STATED EXERCISE:
Print the entries below word for word; the pictures stay out of your copy.

STORED RECORDS:
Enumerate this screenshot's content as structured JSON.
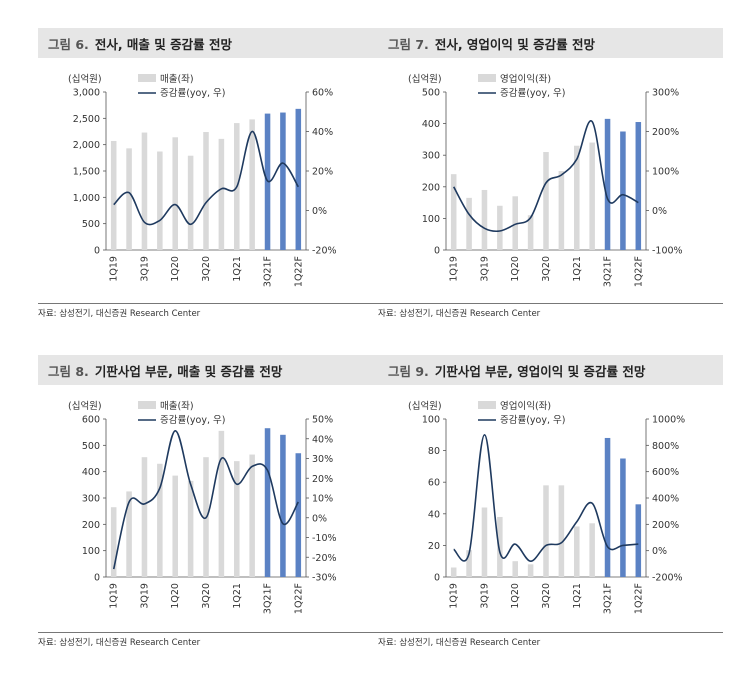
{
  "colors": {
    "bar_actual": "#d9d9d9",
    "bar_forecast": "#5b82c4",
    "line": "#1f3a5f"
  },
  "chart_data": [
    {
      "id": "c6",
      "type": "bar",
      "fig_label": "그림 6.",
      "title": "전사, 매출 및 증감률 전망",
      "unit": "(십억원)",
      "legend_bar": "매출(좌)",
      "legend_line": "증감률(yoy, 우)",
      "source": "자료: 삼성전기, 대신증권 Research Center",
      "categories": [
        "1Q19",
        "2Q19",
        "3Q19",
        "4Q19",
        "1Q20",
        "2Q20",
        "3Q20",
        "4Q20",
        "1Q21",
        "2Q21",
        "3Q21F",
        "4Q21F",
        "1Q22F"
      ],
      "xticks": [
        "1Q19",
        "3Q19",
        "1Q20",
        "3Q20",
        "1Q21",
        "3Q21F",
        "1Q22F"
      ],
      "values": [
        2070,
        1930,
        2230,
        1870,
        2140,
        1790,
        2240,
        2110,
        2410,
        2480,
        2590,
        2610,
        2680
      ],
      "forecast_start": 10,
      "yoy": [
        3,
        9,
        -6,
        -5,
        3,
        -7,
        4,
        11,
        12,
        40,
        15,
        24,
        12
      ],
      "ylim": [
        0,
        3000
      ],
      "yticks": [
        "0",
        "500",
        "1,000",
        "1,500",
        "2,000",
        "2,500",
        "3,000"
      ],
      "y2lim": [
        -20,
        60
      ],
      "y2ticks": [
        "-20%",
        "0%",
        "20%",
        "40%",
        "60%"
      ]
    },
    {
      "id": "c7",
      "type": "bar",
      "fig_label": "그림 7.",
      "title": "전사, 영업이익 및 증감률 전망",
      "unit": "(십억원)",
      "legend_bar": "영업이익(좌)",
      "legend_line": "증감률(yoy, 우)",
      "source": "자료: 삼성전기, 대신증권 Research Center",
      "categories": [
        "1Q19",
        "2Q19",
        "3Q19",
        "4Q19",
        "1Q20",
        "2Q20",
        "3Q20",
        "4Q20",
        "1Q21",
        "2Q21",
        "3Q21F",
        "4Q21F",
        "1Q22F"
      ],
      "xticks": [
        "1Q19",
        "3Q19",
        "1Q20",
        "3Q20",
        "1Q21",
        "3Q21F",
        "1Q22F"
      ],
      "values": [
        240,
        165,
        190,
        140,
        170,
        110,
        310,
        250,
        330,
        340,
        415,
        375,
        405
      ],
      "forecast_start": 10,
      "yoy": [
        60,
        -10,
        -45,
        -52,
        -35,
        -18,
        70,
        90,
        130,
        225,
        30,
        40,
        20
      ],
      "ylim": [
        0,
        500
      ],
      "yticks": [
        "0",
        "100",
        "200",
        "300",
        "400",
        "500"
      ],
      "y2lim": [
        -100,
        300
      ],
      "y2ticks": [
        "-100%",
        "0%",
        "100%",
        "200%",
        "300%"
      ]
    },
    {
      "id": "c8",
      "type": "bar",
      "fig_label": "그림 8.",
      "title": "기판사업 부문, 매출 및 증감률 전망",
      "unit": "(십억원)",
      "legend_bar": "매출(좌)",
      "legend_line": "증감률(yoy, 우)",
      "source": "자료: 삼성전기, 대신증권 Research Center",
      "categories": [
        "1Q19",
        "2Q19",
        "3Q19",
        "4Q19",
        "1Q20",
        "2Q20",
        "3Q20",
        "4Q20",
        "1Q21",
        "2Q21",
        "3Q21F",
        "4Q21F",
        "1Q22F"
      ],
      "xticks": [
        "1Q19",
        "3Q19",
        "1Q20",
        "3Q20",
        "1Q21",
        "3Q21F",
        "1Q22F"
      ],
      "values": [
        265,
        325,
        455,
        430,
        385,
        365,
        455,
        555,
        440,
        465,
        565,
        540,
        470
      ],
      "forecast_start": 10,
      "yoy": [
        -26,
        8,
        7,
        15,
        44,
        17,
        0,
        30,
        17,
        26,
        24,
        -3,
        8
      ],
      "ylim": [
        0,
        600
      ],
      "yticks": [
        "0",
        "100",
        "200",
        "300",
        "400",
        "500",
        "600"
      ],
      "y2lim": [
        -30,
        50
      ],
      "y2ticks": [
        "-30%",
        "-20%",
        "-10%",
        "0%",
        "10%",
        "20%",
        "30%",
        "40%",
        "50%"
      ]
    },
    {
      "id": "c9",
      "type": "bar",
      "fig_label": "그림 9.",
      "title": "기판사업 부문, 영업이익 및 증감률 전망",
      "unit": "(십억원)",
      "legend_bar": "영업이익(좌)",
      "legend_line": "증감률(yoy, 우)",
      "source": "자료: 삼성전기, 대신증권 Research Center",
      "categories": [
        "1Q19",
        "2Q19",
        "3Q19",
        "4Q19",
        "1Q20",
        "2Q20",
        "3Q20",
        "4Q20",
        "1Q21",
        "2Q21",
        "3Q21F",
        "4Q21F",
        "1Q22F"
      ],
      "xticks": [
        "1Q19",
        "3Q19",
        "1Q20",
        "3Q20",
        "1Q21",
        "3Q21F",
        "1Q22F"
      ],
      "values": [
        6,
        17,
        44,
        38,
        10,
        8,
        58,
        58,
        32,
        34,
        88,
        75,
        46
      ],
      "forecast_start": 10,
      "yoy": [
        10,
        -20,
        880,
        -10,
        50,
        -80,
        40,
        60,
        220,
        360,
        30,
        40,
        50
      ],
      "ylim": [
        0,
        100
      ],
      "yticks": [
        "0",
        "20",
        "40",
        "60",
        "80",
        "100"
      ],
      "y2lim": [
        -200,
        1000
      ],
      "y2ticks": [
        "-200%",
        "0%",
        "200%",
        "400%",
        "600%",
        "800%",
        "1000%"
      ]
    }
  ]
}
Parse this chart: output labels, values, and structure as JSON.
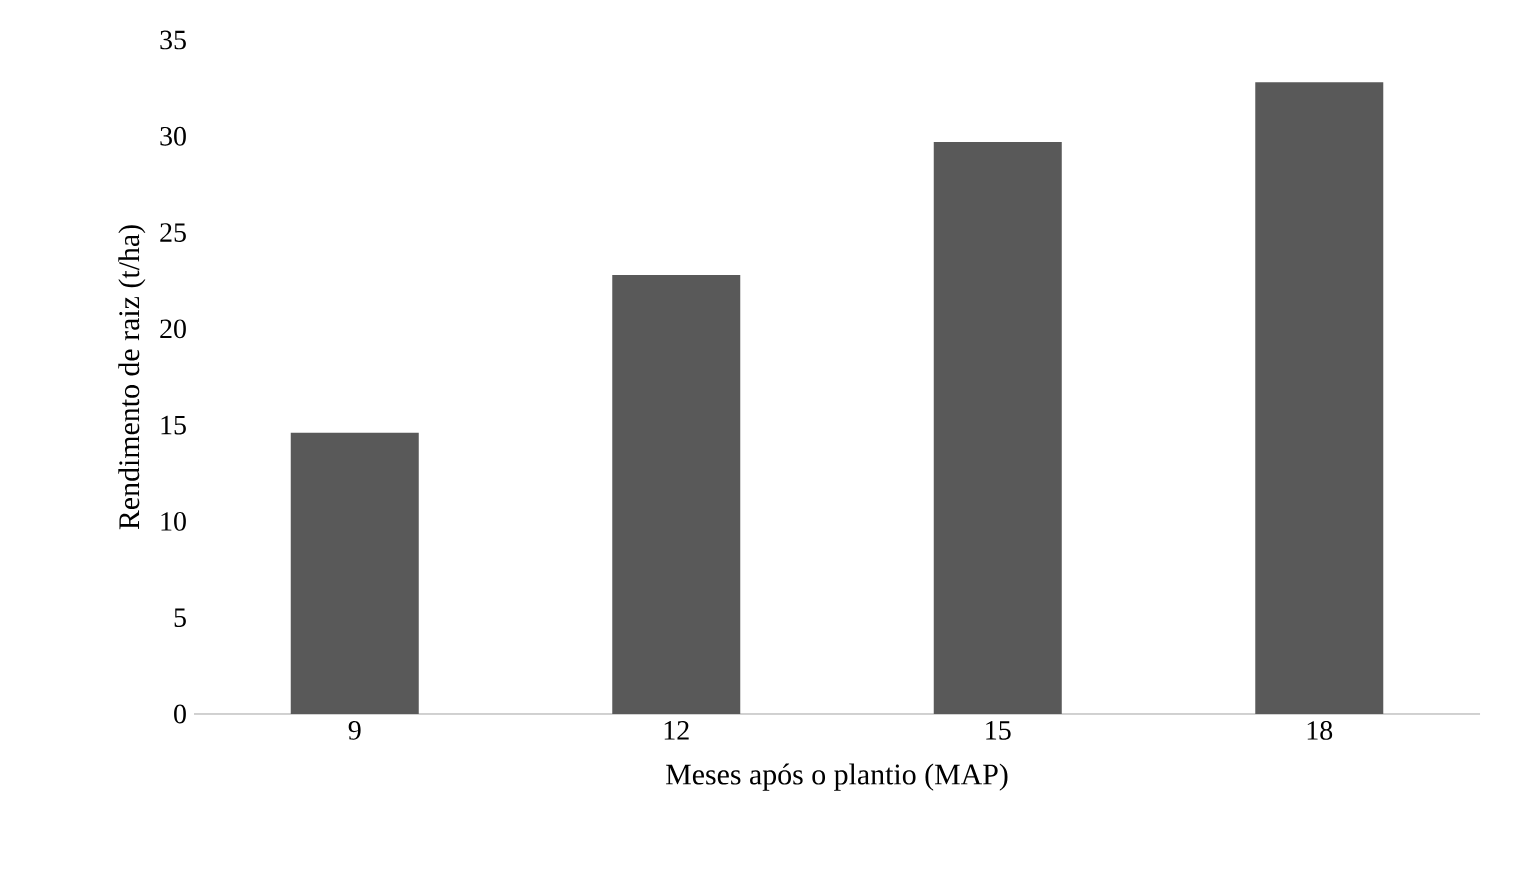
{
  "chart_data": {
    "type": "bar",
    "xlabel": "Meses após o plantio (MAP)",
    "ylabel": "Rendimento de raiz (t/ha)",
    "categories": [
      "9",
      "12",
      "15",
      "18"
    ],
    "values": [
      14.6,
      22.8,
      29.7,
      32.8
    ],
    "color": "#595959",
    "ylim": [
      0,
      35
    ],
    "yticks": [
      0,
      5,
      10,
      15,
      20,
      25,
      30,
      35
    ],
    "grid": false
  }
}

SOLVED PROBLEM:
Enumerate this screenshot's content as structured JSON.
{
  "colors": {
    "bar_actual": "#d9d9d9",
    "bar_forecast": "#5b82c4",
    "line": "#1f3a5f"
  },
  "chart_data": [
    {
      "id": "c6",
      "type": "bar",
      "fig_label": "그림 6.",
      "title": "전사, 매출 및 증감률 전망",
      "unit": "(십억원)",
      "legend_bar": "매출(좌)",
      "legend_line": "증감률(yoy, 우)",
      "source": "자료: 삼성전기, 대신증권 Research Center",
      "categories": [
        "1Q19",
        "2Q19",
        "3Q19",
        "4Q19",
        "1Q20",
        "2Q20",
        "3Q20",
        "4Q20",
        "1Q21",
        "2Q21",
        "3Q21F",
        "4Q21F",
        "1Q22F"
      ],
      "xticks": [
        "1Q19",
        "3Q19",
        "1Q20",
        "3Q20",
        "1Q21",
        "3Q21F",
        "1Q22F"
      ],
      "values": [
        2070,
        1930,
        2230,
        1870,
        2140,
        1790,
        2240,
        2110,
        2410,
        2480,
        2590,
        2610,
        2680
      ],
      "forecast_start": 10,
      "yoy": [
        3,
        9,
        -6,
        -5,
        3,
        -7,
        4,
        11,
        12,
        40,
        15,
        24,
        12
      ],
      "ylim": [
        0,
        3000
      ],
      "yticks": [
        "0",
        "500",
        "1,000",
        "1,500",
        "2,000",
        "2,500",
        "3,000"
      ],
      "y2lim": [
        -20,
        60
      ],
      "y2ticks": [
        "-20%",
        "0%",
        "20%",
        "40%",
        "60%"
      ]
    },
    {
      "id": "c7",
      "type": "bar",
      "fig_label": "그림 7.",
      "title": "전사, 영업이익 및 증감률 전망",
      "unit": "(십억원)",
      "legend_bar": "영업이익(좌)",
      "legend_line": "증감률(yoy, 우)",
      "source": "자료: 삼성전기, 대신증권 Research Center",
      "categories": [
        "1Q19",
        "2Q19",
        "3Q19",
        "4Q19",
        "1Q20",
        "2Q20",
        "3Q20",
        "4Q20",
        "1Q21",
        "2Q21",
        "3Q21F",
        "4Q21F",
        "1Q22F"
      ],
      "xticks": [
        "1Q19",
        "3Q19",
        "1Q20",
        "3Q20",
        "1Q21",
        "3Q21F",
        "1Q22F"
      ],
      "values": [
        240,
        165,
        190,
        140,
        170,
        110,
        310,
        250,
        330,
        340,
        415,
        375,
        405
      ],
      "forecast_start": 10,
      "yoy": [
        60,
        -10,
        -45,
        -52,
        -35,
        -18,
        70,
        90,
        130,
        225,
        30,
        40,
        20
      ],
      "ylim": [
        0,
        500
      ],
      "yticks": [
        "0",
        "100",
        "200",
        "300",
        "400",
        "500"
      ],
      "y2lim": [
        -100,
        300
      ],
      "y2ticks": [
        "-100%",
        "0%",
        "100%",
        "200%",
        "300%"
      ]
    },
    {
      "id": "c8",
      "type": "bar",
      "fig_label": "그림 8.",
      "title": "기판사업 부문, 매출 및 증감률 전망",
      "unit": "(십억원)",
      "legend_bar": "매출(좌)",
      "legend_line": "증감률(yoy, 우)",
      "source": "자료: 삼성전기, 대신증권 Research Center",
      "categories": [
        "1Q19",
        "2Q19",
        "3Q19",
        "4Q19",
        "1Q20",
        "2Q20",
        "3Q20",
        "4Q20",
        "1Q21",
        "2Q21",
        "3Q21F",
        "4Q21F",
        "1Q22F"
      ],
      "xticks": [
        "1Q19",
        "3Q19",
        "1Q20",
        "3Q20",
        "1Q21",
        "3Q21F",
        "1Q22F"
      ],
      "values": [
        265,
        325,
        455,
        430,
        385,
        365,
        455,
        555,
        440,
        465,
        565,
        540,
        470
      ],
      "forecast_start": 10,
      "yoy": [
        -26,
        8,
        7,
        15,
        44,
        17,
        0,
        30,
        17,
        26,
        24,
        -3,
        8
      ],
      "ylim": [
        0,
        600
      ],
      "yticks": [
        "0",
        "100",
        "200",
        "300",
        "400",
        "500",
        "600"
      ],
      "y2lim": [
        -30,
        50
      ],
      "y2ticks": [
        "-30%",
        "-20%",
        "-10%",
        "0%",
        "10%",
        "20%",
        "30%",
        "40%",
        "50%"
      ]
    },
    {
      "id": "c9",
      "type": "bar",
      "fig_label": "그림 9.",
      "title": "기판사업 부문, 영업이익 및 증감률 전망",
      "unit": "(십억원)",
      "legend_bar": "영업이익(좌)",
      "legend_line": "증감률(yoy, 우)",
      "source": "자료: 삼성전기, 대신증권 Research Center",
      "categories": [
        "1Q19",
        "2Q19",
        "3Q19",
        "4Q19",
        "1Q20",
        "2Q20",
        "3Q20",
        "4Q20",
        "1Q21",
        "2Q21",
        "3Q21F",
        "4Q21F",
        "1Q22F"
      ],
      "xticks": [
        "1Q19",
        "3Q19",
        "1Q20",
        "3Q20",
        "1Q21",
        "3Q21F",
        "1Q22F"
      ],
      "values": [
        6,
        17,
        44,
        38,
        10,
        8,
        58,
        58,
        32,
        34,
        88,
        75,
        46
      ],
      "forecast_start": 10,
      "yoy": [
        10,
        -20,
        880,
        -10,
        50,
        -80,
        40,
        60,
        220,
        360,
        30,
        40,
        50
      ],
      "ylim": [
        0,
        100
      ],
      "yticks": [
        "0",
        "20",
        "40",
        "60",
        "80",
        "100"
      ],
      "y2lim": [
        -200,
        1000
      ],
      "y2ticks": [
        "-200%",
        "0%",
        "200%",
        "400%",
        "600%",
        "800%",
        "1000%"
      ]
    }
  ]
}
Parse this chart: output labels, values, and structure as JSON.
{
  "chart_data": {
    "type": "bar",
    "xlabel": "Meses após o plantio (MAP)",
    "ylabel": "Rendimento de raiz (t/ha)",
    "categories": [
      "9",
      "12",
      "15",
      "18"
    ],
    "values": [
      14.6,
      22.8,
      29.7,
      32.8
    ],
    "color": "#595959",
    "ylim": [
      0,
      35
    ],
    "yticks": [
      0,
      5,
      10,
      15,
      20,
      25,
      30,
      35
    ],
    "grid": false
  }
}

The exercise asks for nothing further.